Stored items from a collection:
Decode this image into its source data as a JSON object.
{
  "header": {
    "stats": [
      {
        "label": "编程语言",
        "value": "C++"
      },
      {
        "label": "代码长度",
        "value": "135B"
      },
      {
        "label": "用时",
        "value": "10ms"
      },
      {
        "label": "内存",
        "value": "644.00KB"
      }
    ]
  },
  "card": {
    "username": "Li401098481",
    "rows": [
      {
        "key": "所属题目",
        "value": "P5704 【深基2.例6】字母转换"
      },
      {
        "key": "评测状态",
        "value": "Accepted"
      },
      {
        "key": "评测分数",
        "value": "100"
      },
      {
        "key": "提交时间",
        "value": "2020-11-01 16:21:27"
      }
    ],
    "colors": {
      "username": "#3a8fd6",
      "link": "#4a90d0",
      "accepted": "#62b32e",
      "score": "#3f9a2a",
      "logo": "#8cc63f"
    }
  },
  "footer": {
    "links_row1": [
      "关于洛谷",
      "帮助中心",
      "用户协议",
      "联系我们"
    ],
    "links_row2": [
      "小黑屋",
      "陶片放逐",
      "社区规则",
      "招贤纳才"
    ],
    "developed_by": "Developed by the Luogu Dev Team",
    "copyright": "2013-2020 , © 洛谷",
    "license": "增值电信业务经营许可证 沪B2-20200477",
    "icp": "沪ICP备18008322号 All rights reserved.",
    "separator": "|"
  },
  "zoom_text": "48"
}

● **SHORT TASK**: Your answer should be a single number: the count of lines containing the word "value".

● **RESULT FOR THIS EXERCISE**: 8